▶ **SHORT TASK**: Extract, from the listing that follows, each line containing the word "style".

============

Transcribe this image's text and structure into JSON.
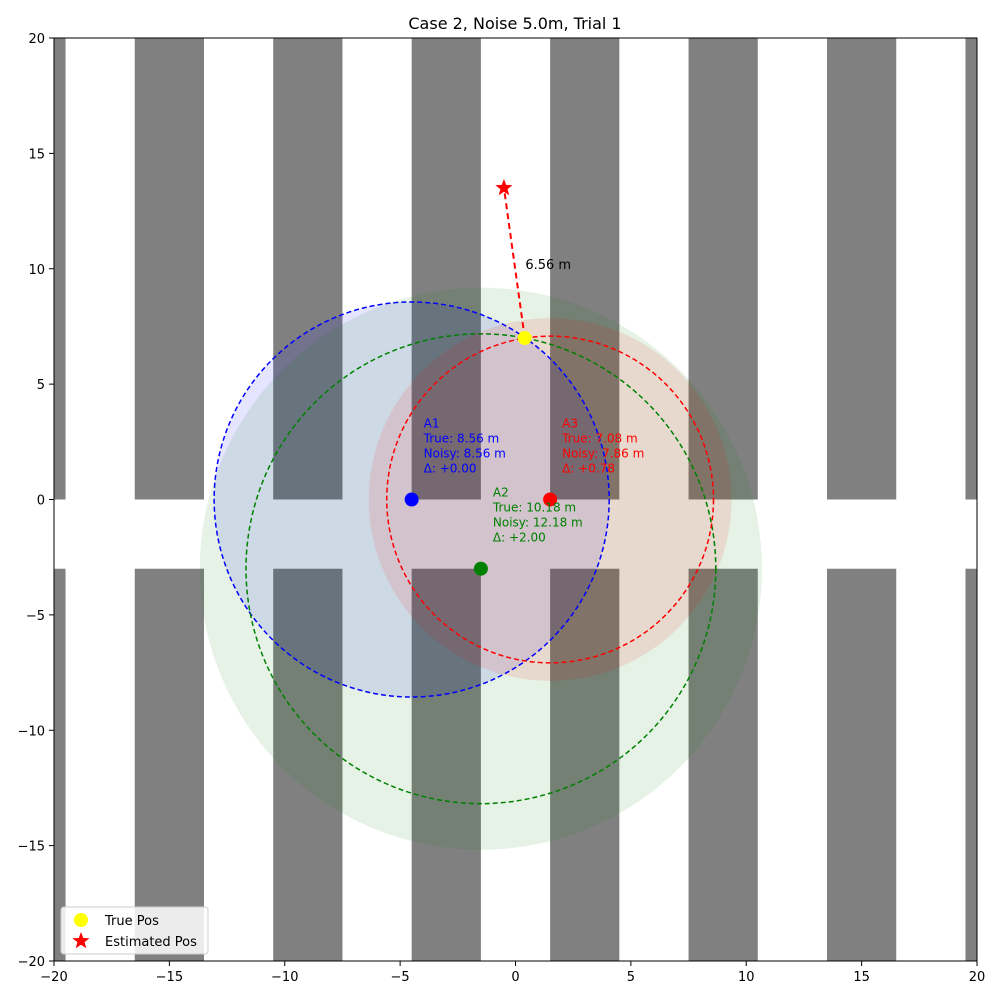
{
  "chart_data": {
    "type": "scatter",
    "title": "Case 2, Noise 5.0m, Trial 1",
    "xlabel": "",
    "ylabel": "",
    "xlim": [
      -20,
      20
    ],
    "ylim": [
      -20,
      20
    ],
    "xticks": [
      -20,
      -15,
      -10,
      -5,
      0,
      5,
      10,
      15,
      20
    ],
    "yticks": [
      -20,
      -15,
      -10,
      -5,
      0,
      5,
      10,
      15,
      20
    ],
    "grid": false,
    "legend_position": "lower-left",
    "colors": {
      "obstacle": "#808080",
      "a1": "#0000ff",
      "a2": "#008000",
      "a3": "#ff0000",
      "true_pos": "#ffff00",
      "est_pos": "#ff0000"
    },
    "obstacles": [
      {
        "x0": -20,
        "x1": -19.5,
        "y0": 0,
        "y1": 20
      },
      {
        "x0": -16.5,
        "x1": -13.5,
        "y0": 0,
        "y1": 20
      },
      {
        "x0": -10.5,
        "x1": -7.5,
        "y0": 0,
        "y1": 20
      },
      {
        "x0": -4.5,
        "x1": -1.5,
        "y0": 0,
        "y1": 20
      },
      {
        "x0": 1.5,
        "x1": 4.5,
        "y0": 0,
        "y1": 20
      },
      {
        "x0": 7.5,
        "x1": 10.5,
        "y0": 0,
        "y1": 20
      },
      {
        "x0": 13.5,
        "x1": 16.5,
        "y0": 0,
        "y1": 20
      },
      {
        "x0": 19.5,
        "x1": 20,
        "y0": 0,
        "y1": 20
      },
      {
        "x0": -20,
        "x1": -19.5,
        "y0": -20,
        "y1": -3
      },
      {
        "x0": -16.5,
        "x1": -13.5,
        "y0": -20,
        "y1": -3
      },
      {
        "x0": -10.5,
        "x1": -7.5,
        "y0": -20,
        "y1": -3
      },
      {
        "x0": -4.5,
        "x1": -1.5,
        "y0": -20,
        "y1": -3
      },
      {
        "x0": 1.5,
        "x1": 4.5,
        "y0": -20,
        "y1": -3
      },
      {
        "x0": 7.5,
        "x1": 10.5,
        "y0": -20,
        "y1": -3
      },
      {
        "x0": 13.5,
        "x1": 16.5,
        "y0": -20,
        "y1": -3
      },
      {
        "x0": 19.5,
        "x1": 20,
        "y0": -20,
        "y1": -3
      }
    ],
    "anchors": [
      {
        "id": "A1",
        "x": -4.5,
        "y": 0,
        "true_range": 8.56,
        "noisy_range": 8.56,
        "color": "#0000ff",
        "labels": [
          "A1",
          "True: 8.56 m",
          "Noisy: 8.56 m",
          "Δ: +0.00"
        ]
      },
      {
        "id": "A2",
        "x": -1.5,
        "y": -3,
        "true_range": 10.18,
        "noisy_range": 12.18,
        "color": "#008000",
        "labels": [
          "A2",
          "True: 10.18 m",
          "Noisy: 12.18 m",
          "Δ: +2.00"
        ]
      },
      {
        "id": "A3",
        "x": 1.5,
        "y": 0,
        "true_range": 7.08,
        "noisy_range": 7.86,
        "color": "#ff0000",
        "labels": [
          "A3",
          "True: 7.08 m",
          "Noisy: 7.86 m",
          "Δ: +0.78"
        ]
      }
    ],
    "true_pos": {
      "x": 0.4,
      "y": 7.0
    },
    "estimated_pos": {
      "x": -0.5,
      "y": 13.5
    },
    "error_label": "6.56 m",
    "legend": [
      {
        "label": "True Pos",
        "marker": "circle",
        "color": "#ffff00"
      },
      {
        "label": "Estimated Pos",
        "marker": "star",
        "color": "#ff0000"
      }
    ]
  }
}
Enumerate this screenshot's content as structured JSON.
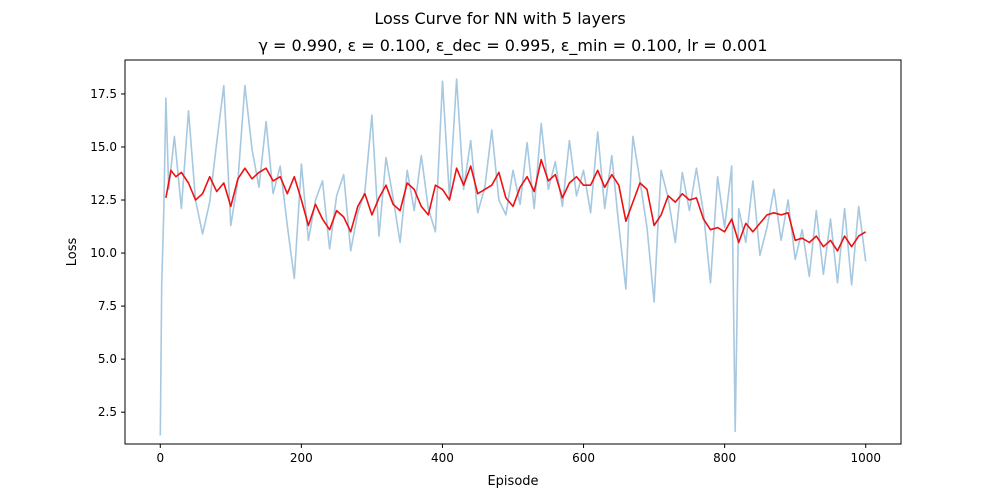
{
  "chart_data": {
    "type": "line",
    "suptitle": "Loss Curve for NN with 5 layers",
    "title": "γ = 0.990, ε = 0.100, ε_dec = 0.995, ε_min = 0.100, lr = 0.001",
    "xlabel": "Episode",
    "ylabel": "Loss",
    "xlim": [
      -50,
      1050
    ],
    "ylim": [
      1.0,
      19.1
    ],
    "xticks": [
      0,
      200,
      400,
      600,
      800,
      1000
    ],
    "yticks": [
      2.5,
      5.0,
      7.5,
      10.0,
      12.5,
      15.0,
      17.5
    ],
    "xtick_labels": [
      "0",
      "200",
      "400",
      "600",
      "800",
      "1000"
    ],
    "ytick_labels": [
      "2.5",
      "5.0",
      "7.5",
      "10.0",
      "12.5",
      "15.0",
      "17.5"
    ],
    "grid": false,
    "legend": false,
    "series": [
      {
        "color": "#a6c8e0",
        "style": "raw per-episode loss (noisy)",
        "x": [
          0,
          2,
          5,
          8,
          12,
          20,
          30,
          40,
          50,
          60,
          70,
          80,
          90,
          100,
          110,
          120,
          130,
          140,
          150,
          160,
          170,
          180,
          190,
          200,
          210,
          220,
          230,
          240,
          250,
          260,
          270,
          280,
          290,
          300,
          310,
          320,
          330,
          340,
          350,
          360,
          370,
          380,
          390,
          400,
          410,
          420,
          430,
          440,
          450,
          460,
          470,
          480,
          490,
          500,
          510,
          520,
          530,
          540,
          550,
          560,
          570,
          580,
          590,
          600,
          610,
          620,
          630,
          640,
          650,
          660,
          665,
          670,
          680,
          690,
          700,
          705,
          710,
          720,
          730,
          740,
          750,
          760,
          770,
          780,
          790,
          800,
          810,
          815,
          820,
          830,
          840,
          850,
          860,
          870,
          880,
          890,
          900,
          910,
          920,
          930,
          940,
          950,
          960,
          970,
          980,
          990,
          1000
        ],
        "values": [
          1.4,
          8.5,
          12.0,
          17.3,
          13.0,
          15.5,
          12.1,
          16.7,
          12.5,
          10.9,
          12.4,
          15.2,
          17.9,
          11.3,
          13.4,
          17.9,
          14.9,
          13.1,
          16.2,
          12.8,
          14.1,
          11.3,
          8.8,
          14.2,
          10.6,
          12.5,
          13.4,
          10.2,
          12.7,
          13.7,
          10.1,
          11.9,
          12.9,
          16.5,
          10.8,
          14.5,
          12.6,
          10.5,
          13.9,
          12.0,
          14.6,
          12.1,
          11.0,
          18.1,
          12.6,
          18.2,
          13.0,
          15.3,
          11.9,
          13.1,
          15.8,
          12.5,
          11.8,
          13.9,
          12.3,
          15.2,
          12.1,
          16.1,
          13.0,
          14.3,
          12.2,
          15.3,
          12.7,
          13.9,
          11.9,
          15.7,
          12.1,
          14.6,
          11.3,
          8.3,
          12.4,
          15.5,
          13.4,
          11.2,
          7.7,
          11.0,
          13.9,
          12.6,
          10.5,
          13.8,
          12.0,
          14.0,
          11.9,
          8.6,
          13.6,
          11.2,
          14.1,
          1.6,
          12.1,
          10.5,
          13.4,
          9.9,
          11.2,
          13.0,
          10.6,
          12.5,
          9.7,
          11.1,
          8.9,
          12.0,
          9.0,
          11.6,
          8.6,
          12.1,
          8.5,
          12.2,
          9.6
        ]
      },
      {
        "color": "#ee1111",
        "style": "moving average",
        "x": [
          8,
          15,
          22,
          30,
          40,
          50,
          60,
          70,
          80,
          90,
          100,
          110,
          120,
          130,
          140,
          150,
          160,
          170,
          180,
          190,
          200,
          210,
          220,
          230,
          240,
          250,
          260,
          270,
          280,
          290,
          300,
          310,
          320,
          330,
          340,
          350,
          360,
          370,
          380,
          390,
          400,
          410,
          420,
          430,
          440,
          450,
          460,
          470,
          480,
          490,
          500,
          510,
          520,
          530,
          540,
          550,
          560,
          570,
          580,
          590,
          600,
          610,
          620,
          630,
          640,
          650,
          660,
          670,
          680,
          690,
          700,
          710,
          720,
          730,
          740,
          750,
          760,
          770,
          780,
          790,
          800,
          810,
          820,
          830,
          840,
          850,
          860,
          870,
          880,
          890,
          900,
          910,
          920,
          930,
          940,
          950,
          960,
          970,
          980,
          990,
          1000
        ],
        "values": [
          12.6,
          13.9,
          13.6,
          13.8,
          13.3,
          12.5,
          12.8,
          13.6,
          12.9,
          13.3,
          12.2,
          13.5,
          14.0,
          13.5,
          13.8,
          14.0,
          13.4,
          13.6,
          12.8,
          13.6,
          12.5,
          11.3,
          12.3,
          11.6,
          11.1,
          12.0,
          11.7,
          11.0,
          12.2,
          12.8,
          11.8,
          12.6,
          13.2,
          12.3,
          12.0,
          13.3,
          13.0,
          12.2,
          11.8,
          13.2,
          13.0,
          12.5,
          14.0,
          13.2,
          14.1,
          12.8,
          13.0,
          13.2,
          13.8,
          12.6,
          12.2,
          13.1,
          13.6,
          12.9,
          14.4,
          13.4,
          13.7,
          12.6,
          13.3,
          13.6,
          13.2,
          13.2,
          13.9,
          13.1,
          13.7,
          13.2,
          11.5,
          12.4,
          13.3,
          13.0,
          11.3,
          11.8,
          12.7,
          12.4,
          12.8,
          12.5,
          12.6,
          11.6,
          11.1,
          11.2,
          11.0,
          11.6,
          10.5,
          11.4,
          11.0,
          11.4,
          11.8,
          11.9,
          11.8,
          11.9,
          10.6,
          10.7,
          10.5,
          10.8,
          10.3,
          10.6,
          10.1,
          10.8,
          10.3,
          10.8,
          11.0
        ]
      }
    ]
  }
}
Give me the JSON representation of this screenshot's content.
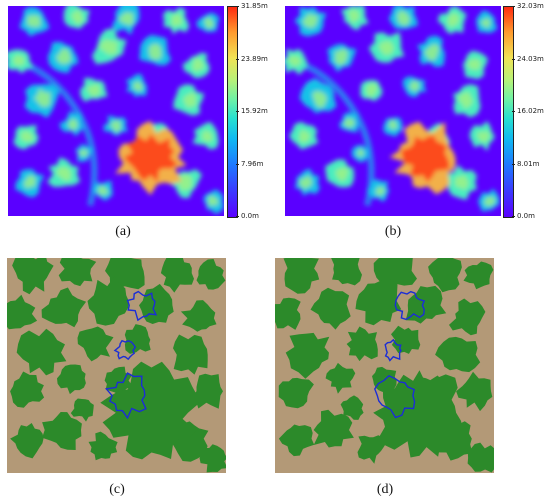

============

▶ **TASK OUTPUT**:
        "style": "raw per-episode loss (noisy)",
        "style": "moving average",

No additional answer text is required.